[Start Record set]

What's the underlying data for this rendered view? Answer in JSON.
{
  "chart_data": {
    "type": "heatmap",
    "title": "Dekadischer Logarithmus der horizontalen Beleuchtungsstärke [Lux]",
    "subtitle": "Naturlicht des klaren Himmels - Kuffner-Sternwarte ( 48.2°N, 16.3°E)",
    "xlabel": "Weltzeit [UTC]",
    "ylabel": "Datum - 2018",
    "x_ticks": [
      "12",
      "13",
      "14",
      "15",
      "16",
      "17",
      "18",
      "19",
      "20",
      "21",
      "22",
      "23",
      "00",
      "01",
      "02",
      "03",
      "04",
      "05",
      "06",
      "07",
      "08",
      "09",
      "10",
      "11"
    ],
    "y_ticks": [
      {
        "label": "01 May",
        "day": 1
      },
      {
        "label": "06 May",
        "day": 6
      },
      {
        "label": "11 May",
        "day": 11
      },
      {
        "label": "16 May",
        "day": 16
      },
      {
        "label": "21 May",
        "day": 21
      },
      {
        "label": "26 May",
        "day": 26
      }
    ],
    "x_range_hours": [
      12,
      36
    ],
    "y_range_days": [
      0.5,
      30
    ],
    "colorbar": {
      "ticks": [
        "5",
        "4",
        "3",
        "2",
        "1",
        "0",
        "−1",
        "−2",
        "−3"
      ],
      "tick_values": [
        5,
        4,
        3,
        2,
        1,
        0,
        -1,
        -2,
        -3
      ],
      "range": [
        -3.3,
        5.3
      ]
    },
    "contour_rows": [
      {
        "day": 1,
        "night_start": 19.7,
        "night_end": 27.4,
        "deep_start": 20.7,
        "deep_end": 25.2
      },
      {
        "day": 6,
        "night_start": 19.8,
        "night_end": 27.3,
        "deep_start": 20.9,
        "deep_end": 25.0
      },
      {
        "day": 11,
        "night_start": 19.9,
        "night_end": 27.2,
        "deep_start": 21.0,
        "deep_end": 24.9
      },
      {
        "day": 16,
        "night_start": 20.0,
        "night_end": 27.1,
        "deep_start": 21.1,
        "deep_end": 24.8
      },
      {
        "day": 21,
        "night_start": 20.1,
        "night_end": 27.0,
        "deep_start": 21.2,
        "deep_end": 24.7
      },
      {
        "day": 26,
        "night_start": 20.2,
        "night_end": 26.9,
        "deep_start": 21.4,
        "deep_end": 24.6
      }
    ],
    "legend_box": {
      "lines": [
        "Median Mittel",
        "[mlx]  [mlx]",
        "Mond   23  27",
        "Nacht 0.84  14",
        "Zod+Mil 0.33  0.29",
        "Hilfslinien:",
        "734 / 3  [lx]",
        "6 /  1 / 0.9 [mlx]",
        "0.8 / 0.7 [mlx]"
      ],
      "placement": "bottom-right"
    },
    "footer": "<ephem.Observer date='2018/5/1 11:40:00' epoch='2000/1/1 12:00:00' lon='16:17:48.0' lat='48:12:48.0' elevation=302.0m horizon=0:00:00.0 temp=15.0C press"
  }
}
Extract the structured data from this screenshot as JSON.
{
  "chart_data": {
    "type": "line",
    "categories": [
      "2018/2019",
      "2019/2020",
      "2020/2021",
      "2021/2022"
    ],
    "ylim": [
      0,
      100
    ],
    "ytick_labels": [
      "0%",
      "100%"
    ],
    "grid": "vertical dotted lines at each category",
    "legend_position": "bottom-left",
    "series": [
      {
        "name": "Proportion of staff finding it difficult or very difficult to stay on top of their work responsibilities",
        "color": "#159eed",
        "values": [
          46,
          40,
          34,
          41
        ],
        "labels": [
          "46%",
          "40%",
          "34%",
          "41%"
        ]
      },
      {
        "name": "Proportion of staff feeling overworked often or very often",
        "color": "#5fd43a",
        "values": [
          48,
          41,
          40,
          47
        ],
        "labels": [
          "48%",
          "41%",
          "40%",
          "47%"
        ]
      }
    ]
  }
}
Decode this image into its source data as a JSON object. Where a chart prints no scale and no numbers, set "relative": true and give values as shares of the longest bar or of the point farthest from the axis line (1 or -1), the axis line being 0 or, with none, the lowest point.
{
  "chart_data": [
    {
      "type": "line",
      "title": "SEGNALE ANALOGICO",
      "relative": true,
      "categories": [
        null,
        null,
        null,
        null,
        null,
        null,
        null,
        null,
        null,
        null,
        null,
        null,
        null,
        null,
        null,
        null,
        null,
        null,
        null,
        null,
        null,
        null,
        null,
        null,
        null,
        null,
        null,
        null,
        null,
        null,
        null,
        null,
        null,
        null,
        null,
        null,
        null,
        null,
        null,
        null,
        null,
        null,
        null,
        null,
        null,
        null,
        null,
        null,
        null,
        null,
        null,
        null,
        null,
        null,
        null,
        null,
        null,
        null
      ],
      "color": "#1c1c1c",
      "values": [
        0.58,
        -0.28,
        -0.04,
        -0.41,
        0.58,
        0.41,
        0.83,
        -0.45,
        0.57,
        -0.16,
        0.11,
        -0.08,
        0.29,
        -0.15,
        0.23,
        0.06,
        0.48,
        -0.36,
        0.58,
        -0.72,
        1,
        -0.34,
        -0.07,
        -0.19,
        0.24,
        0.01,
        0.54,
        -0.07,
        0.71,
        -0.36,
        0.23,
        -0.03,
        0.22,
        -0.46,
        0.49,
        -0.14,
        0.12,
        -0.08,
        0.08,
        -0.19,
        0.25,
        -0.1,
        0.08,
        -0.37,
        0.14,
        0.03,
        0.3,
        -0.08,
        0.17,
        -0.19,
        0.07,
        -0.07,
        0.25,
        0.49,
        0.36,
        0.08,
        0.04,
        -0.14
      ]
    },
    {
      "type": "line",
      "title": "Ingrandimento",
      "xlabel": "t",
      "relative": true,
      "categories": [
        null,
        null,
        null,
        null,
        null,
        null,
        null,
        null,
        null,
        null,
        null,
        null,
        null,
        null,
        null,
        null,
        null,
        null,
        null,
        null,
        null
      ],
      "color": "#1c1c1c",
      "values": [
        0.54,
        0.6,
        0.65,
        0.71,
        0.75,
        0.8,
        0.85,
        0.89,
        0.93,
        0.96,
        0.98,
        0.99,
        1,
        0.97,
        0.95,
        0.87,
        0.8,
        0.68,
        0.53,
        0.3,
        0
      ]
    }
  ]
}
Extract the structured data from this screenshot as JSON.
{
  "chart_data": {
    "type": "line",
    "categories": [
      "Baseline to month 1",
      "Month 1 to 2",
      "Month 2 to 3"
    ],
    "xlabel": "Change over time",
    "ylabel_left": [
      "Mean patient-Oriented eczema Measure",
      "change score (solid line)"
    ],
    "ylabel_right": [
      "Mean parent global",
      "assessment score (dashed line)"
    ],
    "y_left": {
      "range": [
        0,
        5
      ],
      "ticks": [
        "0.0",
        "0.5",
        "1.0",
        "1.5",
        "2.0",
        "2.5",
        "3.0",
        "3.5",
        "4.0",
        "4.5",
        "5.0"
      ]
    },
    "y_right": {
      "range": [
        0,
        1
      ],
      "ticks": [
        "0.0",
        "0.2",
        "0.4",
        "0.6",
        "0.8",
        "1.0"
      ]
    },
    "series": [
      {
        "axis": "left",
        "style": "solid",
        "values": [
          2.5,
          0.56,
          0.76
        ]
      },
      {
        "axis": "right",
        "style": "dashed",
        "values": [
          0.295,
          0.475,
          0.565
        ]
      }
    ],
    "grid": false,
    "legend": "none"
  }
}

[End Record set]

» **Work required**
Write the entries again, exactly as they stand.

» **Solution**
What's the underlying data for this rendered view? Answer in JSON.
{
  "chart_data": {
    "type": "heatmap",
    "title": "Dekadischer Logarithmus der horizontalen Beleuchtungsstärke [Lux]",
    "subtitle": "Naturlicht des klaren Himmels - Kuffner-Sternwarte ( 48.2°N, 16.3°E)",
    "xlabel": "Weltzeit [UTC]",
    "ylabel": "Datum - 2018",
    "x_ticks": [
      "12",
      "13",
      "14",
      "15",
      "16",
      "17",
      "18",
      "19",
      "20",
      "21",
      "22",
      "23",
      "00",
      "01",
      "02",
      "03",
      "04",
      "05",
      "06",
      "07",
      "08",
      "09",
      "10",
      "11"
    ],
    "y_ticks": [
      {
        "label": "01 May",
        "day": 1
      },
      {
        "label": "06 May",
        "day": 6
      },
      {
        "label": "11 May",
        "day": 11
      },
      {
        "label": "16 May",
        "day": 16
      },
      {
        "label": "21 May",
        "day": 21
      },
      {
        "label": "26 May",
        "day": 26
      }
    ],
    "x_range_hours": [
      12,
      36
    ],
    "y_range_days": [
      0.5,
      30
    ],
    "colorbar": {
      "ticks": [
        "5",
        "4",
        "3",
        "2",
        "1",
        "0",
        "−1",
        "−2",
        "−3"
      ],
      "tick_values": [
        5,
        4,
        3,
        2,
        1,
        0,
        -1,
        -2,
        -3
      ],
      "range": [
        -3.3,
        5.3
      ]
    },
    "contour_rows": [
      {
        "day": 1,
        "night_start": 19.7,
        "night_end": 27.4,
        "deep_start": 20.7,
        "deep_end": 25.2
      },
      {
        "day": 6,
        "night_start": 19.8,
        "night_end": 27.3,
        "deep_start": 20.9,
        "deep_end": 25.0
      },
      {
        "day": 11,
        "night_start": 19.9,
        "night_end": 27.2,
        "deep_start": 21.0,
        "deep_end": 24.9
      },
      {
        "day": 16,
        "night_start": 20.0,
        "night_end": 27.1,
        "deep_start": 21.1,
        "deep_end": 24.8
      },
      {
        "day": 21,
        "night_start": 20.1,
        "night_end": 27.0,
        "deep_start": 21.2,
        "deep_end": 24.7
      },
      {
        "day": 26,
        "night_start": 20.2,
        "night_end": 26.9,
        "deep_start": 21.4,
        "deep_end": 24.6
      }
    ],
    "legend_box": {
      "lines": [
        "Median Mittel",
        "[mlx]  [mlx]",
        "Mond   23  27",
        "Nacht 0.84  14",
        "Zod+Mil 0.33  0.29",
        "Hilfslinien:",
        "734 / 3  [lx]",
        "6 /  1 / 0.9 [mlx]",
        "0.8 / 0.7 [mlx]"
      ],
      "placement": "bottom-right"
    },
    "footer": "<ephem.Observer date='2018/5/1 11:40:00' epoch='2000/1/1 12:00:00' lon='16:17:48.0' lat='48:12:48.0' elevation=302.0m horizon=0:00:00.0 temp=15.0C press"
  }
}
Extract the structured data from this screenshot as JSON.
{
  "chart_data": {
    "type": "line",
    "categories": [
      "2018/2019",
      "2019/2020",
      "2020/2021",
      "2021/2022"
    ],
    "ylim": [
      0,
      100
    ],
    "ytick_labels": [
      "0%",
      "100%"
    ],
    "grid": "vertical dotted lines at each category",
    "legend_position": "bottom-left",
    "series": [
      {
        "name": "Proportion of staff finding it difficult or very difficult to stay on top of their work responsibilities",
        "color": "#159eed",
        "values": [
          46,
          40,
          34,
          41
        ],
        "labels": [
          "46%",
          "40%",
          "34%",
          "41%"
        ]
      },
      {
        "name": "Proportion of staff feeling overworked often or very often",
        "color": "#5fd43a",
        "values": [
          48,
          41,
          40,
          47
        ],
        "labels": [
          "48%",
          "41%",
          "40%",
          "47%"
        ]
      }
    ]
  }
}
Decode this image into its source data as a JSON object. Where a chart prints no scale and no numbers, set "relative": true and give values as shares of the longest bar or of the point farthest from the axis line (1 or -1), the axis line being 0 or, with none, the lowest point.
{
  "chart_data": [
    {
      "type": "line",
      "title": "SEGNALE ANALOGICO",
      "relative": true,
      "categories": [
        null,
        null,
        null,
        null,
        null,
        null,
        null,
        null,
        null,
        null,
        null,
        null,
        null,
        null,
        null,
        null,
        null,
        null,
        null,
        null,
        null,
        null,
        null,
        null,
        null,
        null,
        null,
        null,
        null,
        null,
        null,
        null,
        null,
        null,
        null,
        null,
        null,
        null,
        null,
        null,
        null,
        null,
        null,
        null,
        null,
        null,
        null,
        null,
        null,
        null,
        null,
        null,
        null,
        null,
        null,
        null,
        null,
        null
      ],
      "color": "#1c1c1c",
      "values": [
        0.58,
        -0.28,
        -0.04,
        -0.41,
        0.58,
        0.41,
        0.83,
        -0.45,
        0.57,
        -0.16,
        0.11,
        -0.08,
        0.29,
        -0.15,
        0.23,
        0.06,
        0.48,
        -0.36,
        0.58,
        -0.72,
        1,
        -0.34,
        -0.07,
        -0.19,
        0.24,
        0.01,
        0.54,
        -0.07,
        0.71,
        -0.36,
        0.23,
        -0.03,
        0.22,
        -0.46,
        0.49,
        -0.14,
        0.12,
        -0.08,
        0.08,
        -0.19,
        0.25,
        -0.1,
        0.08,
        -0.37,
        0.14,
        0.03,
        0.3,
        -0.08,
        0.17,
        -0.19,
        0.07,
        -0.07,
        0.25,
        0.49,
        0.36,
        0.08,
        0.04,
        -0.14
      ]
    },
    {
      "type": "line",
      "title": "Ingrandimento",
      "xlabel": "t",
      "relative": true,
      "categories": [
        null,
        null,
        null,
        null,
        null,
        null,
        null,
        null,
        null,
        null,
        null,
        null,
        null,
        null,
        null,
        null,
        null,
        null,
        null,
        null,
        null
      ],
      "color": "#1c1c1c",
      "values": [
        0.54,
        0.6,
        0.65,
        0.71,
        0.75,
        0.8,
        0.85,
        0.89,
        0.93,
        0.96,
        0.98,
        0.99,
        1,
        0.97,
        0.95,
        0.87,
        0.8,
        0.68,
        0.53,
        0.3,
        0
      ]
    }
  ]
}
Extract the structured data from this screenshot as JSON.
{
  "chart_data": {
    "type": "line",
    "categories": [
      "Baseline to month 1",
      "Month 1 to 2",
      "Month 2 to 3"
    ],
    "xlabel": "Change over time",
    "ylabel_left": [
      "Mean patient-Oriented eczema Measure",
      "change score (solid line)"
    ],
    "ylabel_right": [
      "Mean parent global",
      "assessment score (dashed line)"
    ],
    "y_left": {
      "range": [
        0,
        5
      ],
      "ticks": [
        "0.0",
        "0.5",
        "1.0",
        "1.5",
        "2.0",
        "2.5",
        "3.0",
        "3.5",
        "4.0",
        "4.5",
        "5.0"
      ]
    },
    "y_right": {
      "range": [
        0,
        1
      ],
      "ticks": [
        "0.0",
        "0.2",
        "0.4",
        "0.6",
        "0.8",
        "1.0"
      ]
    },
    "series": [
      {
        "axis": "left",
        "style": "solid",
        "values": [
          2.5,
          0.56,
          0.76
        ]
      },
      {
        "axis": "right",
        "style": "dashed",
        "values": [
          0.295,
          0.475,
          0.565
        ]
      }
    ],
    "grid": false,
    "legend": "none"
  }
}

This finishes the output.